◆ **Work to complete**
Your task is to print all of the data word for word.

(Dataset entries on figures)
--- start ---
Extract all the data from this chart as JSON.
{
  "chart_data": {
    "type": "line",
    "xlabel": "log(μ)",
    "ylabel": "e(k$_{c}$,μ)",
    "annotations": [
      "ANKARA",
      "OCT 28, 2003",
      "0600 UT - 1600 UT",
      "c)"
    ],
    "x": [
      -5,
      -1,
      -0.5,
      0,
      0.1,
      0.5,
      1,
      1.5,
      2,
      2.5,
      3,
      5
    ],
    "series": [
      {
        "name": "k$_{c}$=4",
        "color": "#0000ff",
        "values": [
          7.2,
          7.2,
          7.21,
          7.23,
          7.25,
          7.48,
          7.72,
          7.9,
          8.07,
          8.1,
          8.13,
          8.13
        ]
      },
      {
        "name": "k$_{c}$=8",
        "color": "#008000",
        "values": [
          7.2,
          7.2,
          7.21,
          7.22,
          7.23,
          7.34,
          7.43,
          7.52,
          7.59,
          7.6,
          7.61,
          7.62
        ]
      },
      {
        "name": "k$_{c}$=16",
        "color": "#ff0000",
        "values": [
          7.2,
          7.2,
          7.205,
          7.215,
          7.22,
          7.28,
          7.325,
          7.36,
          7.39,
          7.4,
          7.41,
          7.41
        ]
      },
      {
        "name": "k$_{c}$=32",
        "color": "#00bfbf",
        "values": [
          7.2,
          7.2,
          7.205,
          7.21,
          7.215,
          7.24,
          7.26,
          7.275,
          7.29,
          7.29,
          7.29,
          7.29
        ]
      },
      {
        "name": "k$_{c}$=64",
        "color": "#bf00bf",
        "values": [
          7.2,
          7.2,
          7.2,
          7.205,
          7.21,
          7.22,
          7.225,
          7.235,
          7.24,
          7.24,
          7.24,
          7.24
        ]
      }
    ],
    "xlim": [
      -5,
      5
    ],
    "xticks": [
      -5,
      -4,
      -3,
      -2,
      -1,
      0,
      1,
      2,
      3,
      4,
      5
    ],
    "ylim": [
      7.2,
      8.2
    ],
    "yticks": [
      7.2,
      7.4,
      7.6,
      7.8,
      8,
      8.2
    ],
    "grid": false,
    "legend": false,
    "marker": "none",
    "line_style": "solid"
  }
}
--- end ---
◆ **Expected answer**
Extract all the data from this chart as JSON.
{
  "chart_data": {
    "type": "line",
    "xlabel": "log(μ)",
    "ylabel": "e(k$_{c}$,μ)",
    "annotations": [
      "ANKARA",
      "OCT 28, 2003",
      "0600 UT - 1600 UT",
      "c)"
    ],
    "x": [
      -5,
      -1,
      -0.5,
      0,
      0.1,
      0.5,
      1,
      1.5,
      2,
      2.5,
      3,
      5
    ],
    "series": [
      {
        "name": "k$_{c}$=4",
        "color": "#0000ff",
        "values": [
          7.2,
          7.2,
          7.21,
          7.23,
          7.25,
          7.48,
          7.72,
          7.9,
          8.07,
          8.1,
          8.13,
          8.13
        ]
      },
      {
        "name": "k$_{c}$=8",
        "color": "#008000",
        "values": [
          7.2,
          7.2,
          7.21,
          7.22,
          7.23,
          7.34,
          7.43,
          7.52,
          7.59,
          7.6,
          7.61,
          7.62
        ]
      },
      {
        "name": "k$_{c}$=16",
        "color": "#ff0000",
        "values": [
          7.2,
          7.2,
          7.205,
          7.215,
          7.22,
          7.28,
          7.325,
          7.36,
          7.39,
          7.4,
          7.41,
          7.41
        ]
      },
      {
        "name": "k$_{c}$=32",
        "color": "#00bfbf",
        "values": [
          7.2,
          7.2,
          7.205,
          7.21,
          7.215,
          7.24,
          7.26,
          7.275,
          7.29,
          7.29,
          7.29,
          7.29
        ]
      },
      {
        "name": "k$_{c}$=64",
        "color": "#bf00bf",
        "values": [
          7.2,
          7.2,
          7.2,
          7.205,
          7.21,
          7.22,
          7.225,
          7.235,
          7.24,
          7.24,
          7.24,
          7.24
        ]
      }
    ],
    "xlim": [
      -5,
      5
    ],
    "xticks": [
      -5,
      -4,
      -3,
      -2,
      -1,
      0,
      1,
      2,
      3,
      4,
      5
    ],
    "ylim": [
      7.2,
      8.2
    ],
    "yticks": [
      7.2,
      7.4,
      7.6,
      7.8,
      8,
      8.2
    ],
    "grid": false,
    "legend": false,
    "marker": "none",
    "line_style": "solid"
  }
}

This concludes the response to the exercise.